_Data shown_:
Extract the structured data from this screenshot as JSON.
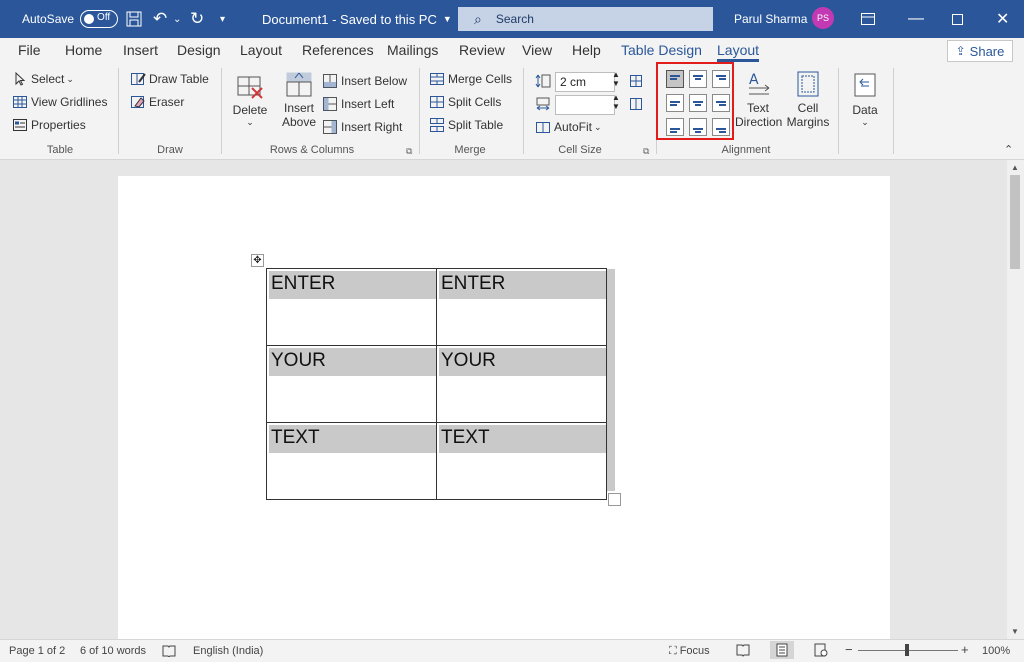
{
  "titlebar": {
    "autosave_label": "AutoSave",
    "autosave_state": "Off",
    "document_title": "Document1 - Saved to this PC",
    "search_placeholder": "Search",
    "user_name": "Parul Sharma",
    "user_initials": "PS"
  },
  "tabs": [
    "File",
    "Home",
    "Insert",
    "Design",
    "Layout",
    "References",
    "Mailings",
    "Review",
    "View",
    "Help",
    "Table Design",
    "Layout"
  ],
  "share_label": "Share",
  "ribbon": {
    "table": {
      "select": "Select",
      "gridlines": "View Gridlines",
      "properties": "Properties",
      "label": "Table"
    },
    "draw": {
      "draw_table": "Draw Table",
      "eraser": "Eraser",
      "label": "Draw"
    },
    "rows_cols": {
      "delete": "Delete",
      "insert_above_1": "Insert",
      "insert_above_2": "Above",
      "insert_below": "Insert Below",
      "insert_left": "Insert Left",
      "insert_right": "Insert Right",
      "label": "Rows & Columns"
    },
    "merge": {
      "merge_cells": "Merge Cells",
      "split_cells": "Split Cells",
      "split_table": "Split Table",
      "label": "Merge"
    },
    "cell_size": {
      "height": "2 cm",
      "width": "",
      "autofit": "AutoFit",
      "label": "Cell Size"
    },
    "alignment": {
      "text_dir_1": "Text",
      "text_dir_2": "Direction",
      "margins_1": "Cell",
      "margins_2": "Margins",
      "label": "Alignment"
    },
    "data": {
      "label": "Data"
    }
  },
  "document": {
    "rows": [
      [
        "ENTER",
        "ENTER"
      ],
      [
        "YOUR",
        "YOUR"
      ],
      [
        "TEXT",
        "TEXT"
      ]
    ]
  },
  "status": {
    "page": "Page 1 of 2",
    "words": "6 of 10 words",
    "language": "English (India)",
    "focus": "Focus",
    "zoom": "100%"
  },
  "colors": {
    "brand": "#2b579a",
    "highlight": "#e21b1b",
    "avatar": "#c239b3"
  }
}
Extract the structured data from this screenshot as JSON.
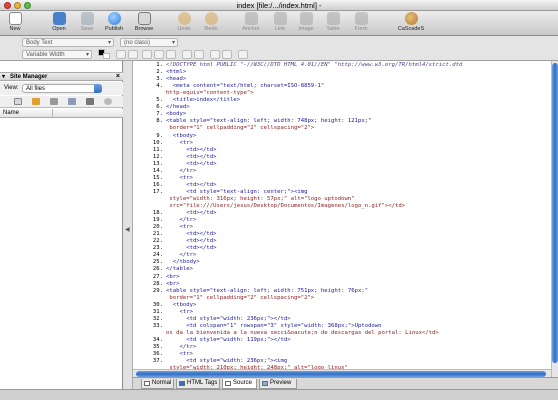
{
  "window": {
    "title": "index [file:/.../index.html] -"
  },
  "toolbar": {
    "buttons": [
      {
        "label": "New",
        "icon": "new-document-icon",
        "color": "#e8e8e8"
      },
      {
        "label": "Open",
        "icon": "open-folder-icon",
        "color": "#4a7fc9"
      },
      {
        "label": "Save",
        "icon": "save-disk-icon",
        "color": "#8a96a8"
      },
      {
        "label": "Publish",
        "icon": "publish-globe-icon",
        "color": "#2f7fd8"
      },
      {
        "label": "Browse",
        "icon": "browse-icon",
        "color": "#7a7a7a"
      },
      {
        "label": "Undo",
        "icon": "undo-arrow-icon",
        "color": "#d89a3a"
      },
      {
        "label": "Redo",
        "icon": "redo-arrow-icon",
        "color": "#d89a3a"
      },
      {
        "label": "Anchor",
        "icon": "anchor-icon",
        "color": "#999999"
      },
      {
        "label": "Link",
        "icon": "link-icon",
        "color": "#999999"
      },
      {
        "label": "Image",
        "icon": "image-icon",
        "color": "#999999"
      },
      {
        "label": "Table",
        "icon": "table-icon",
        "color": "#999999"
      },
      {
        "label": "Form",
        "icon": "form-icon",
        "color": "#999999"
      },
      {
        "label": "CaScadeS",
        "icon": "cascades-palette-icon",
        "color": "#b07a3a"
      }
    ]
  },
  "format": {
    "paragraph": "Body Text",
    "class": "(no class)",
    "font": "Variable Width"
  },
  "site_manager": {
    "title": "Site Manager",
    "view_label": "View:",
    "view_value": "All files",
    "column_name": "Name"
  },
  "editor": {
    "lines": [
      [
        "1.",
        "<!DOCTYPE html PUBLIC \"-//W3C//DTD HTML 4.01//EN\" \"http://www.w3.org/TR/html4/strict.dtd"
      ],
      [
        "2.",
        "<html>"
      ],
      [
        "3.",
        "<head>"
      ],
      [
        "4.",
        "  <meta content=\"text/html; charset=ISO-8859-1\""
      ],
      [
        "",
        "http-equiv=\"content-type\">"
      ],
      [
        "5.",
        "  <title>index</title>"
      ],
      [
        "6.",
        "</head>"
      ],
      [
        "7.",
        "<body>"
      ],
      [
        "8.",
        "<table style=\"text-align: left; width: 748px; height: 121px;\""
      ],
      [
        "",
        " border=\"1\" cellpadding=\"2\" cellspacing=\"2\">"
      ],
      [
        "9.",
        "  <tbody>"
      ],
      [
        "10.",
        "    <tr>"
      ],
      [
        "11.",
        "      <td></td>"
      ],
      [
        "12.",
        "      <td></td>"
      ],
      [
        "13.",
        "      <td></td>"
      ],
      [
        "14.",
        "    </tr>"
      ],
      [
        "15.",
        "    <tr>"
      ],
      [
        "16.",
        "      <td></td>"
      ],
      [
        "17.",
        "      <td style=\"text-align: center;\"><img"
      ],
      [
        "",
        " style=\"width: 316px; height: 57px;\" alt=\"logo uptodown\""
      ],
      [
        "",
        " src=\"file:///Users/jesus/Desktop/Documentos/Imagenes/logo_n.gif\"></td>"
      ],
      [
        "18.",
        "      <td></td>"
      ],
      [
        "19.",
        "    </tr>"
      ],
      [
        "20.",
        "    <tr>"
      ],
      [
        "21.",
        "      <td></td>"
      ],
      [
        "22.",
        "      <td></td>"
      ],
      [
        "23.",
        "      <td></td>"
      ],
      [
        "24.",
        "    </tr>"
      ],
      [
        "25.",
        "  </tbody>"
      ],
      [
        "26.",
        "</table>"
      ],
      [
        "27.",
        "<br>"
      ],
      [
        "28.",
        "<br>"
      ],
      [
        "29.",
        "<table style=\"text-align: left; width: 751px; height: 76px;\""
      ],
      [
        "",
        " border=\"1\" cellpadding=\"2\" cellspacing=\"2\">"
      ],
      [
        "30.",
        "  <tbody>"
      ],
      [
        "31.",
        "    <tr>"
      ],
      [
        "32.",
        "      <td style=\"width: 236px;\"></td>"
      ],
      [
        "33.",
        "      <td colspan=\"1\" rowspan=\"3\" style=\"width: 368px;\">Uptodown"
      ],
      [
        "",
        "os da la bienvenida a la nueva secci&oacute;n de descargas del portal: Linux</td>"
      ],
      [
        "34.",
        "      <td style=\"width: 119px;\"></td>"
      ],
      [
        "35.",
        "    </tr>"
      ],
      [
        "36.",
        "    <tr>"
      ],
      [
        "37.",
        "      <td style=\"width: 236px;\"><img"
      ],
      [
        "",
        " style=\"width: 210px; height: 248px;\" alt=\"logo linux\""
      ],
      [
        "",
        " src=\"file:///Users/jesus/Desktop/linux.jpg\"></td>"
      ]
    ]
  },
  "tabs": [
    {
      "label": "Normal",
      "active": false
    },
    {
      "label": "HTML Tags",
      "active": false
    },
    {
      "label": "Source",
      "active": true
    },
    {
      "label": "Preview",
      "active": false
    }
  ],
  "colors": {
    "tag_blue": "#1a1a9a",
    "attr_red": "#8a1a1a",
    "doctype": "#5a3a8a",
    "scroll_blue": "#2f6fc8"
  }
}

_Your instructions_: The answer is each line from the entries above in which the word "jesus" occurs.

_Solution to this problem_:
        " src=\"file:///Users/jesus/Desktop/Documentos/Imagenes/logo_n.gif\"></td>"
        " src=\"file:///Users/jesus/Desktop/linux.jpg\"></td>"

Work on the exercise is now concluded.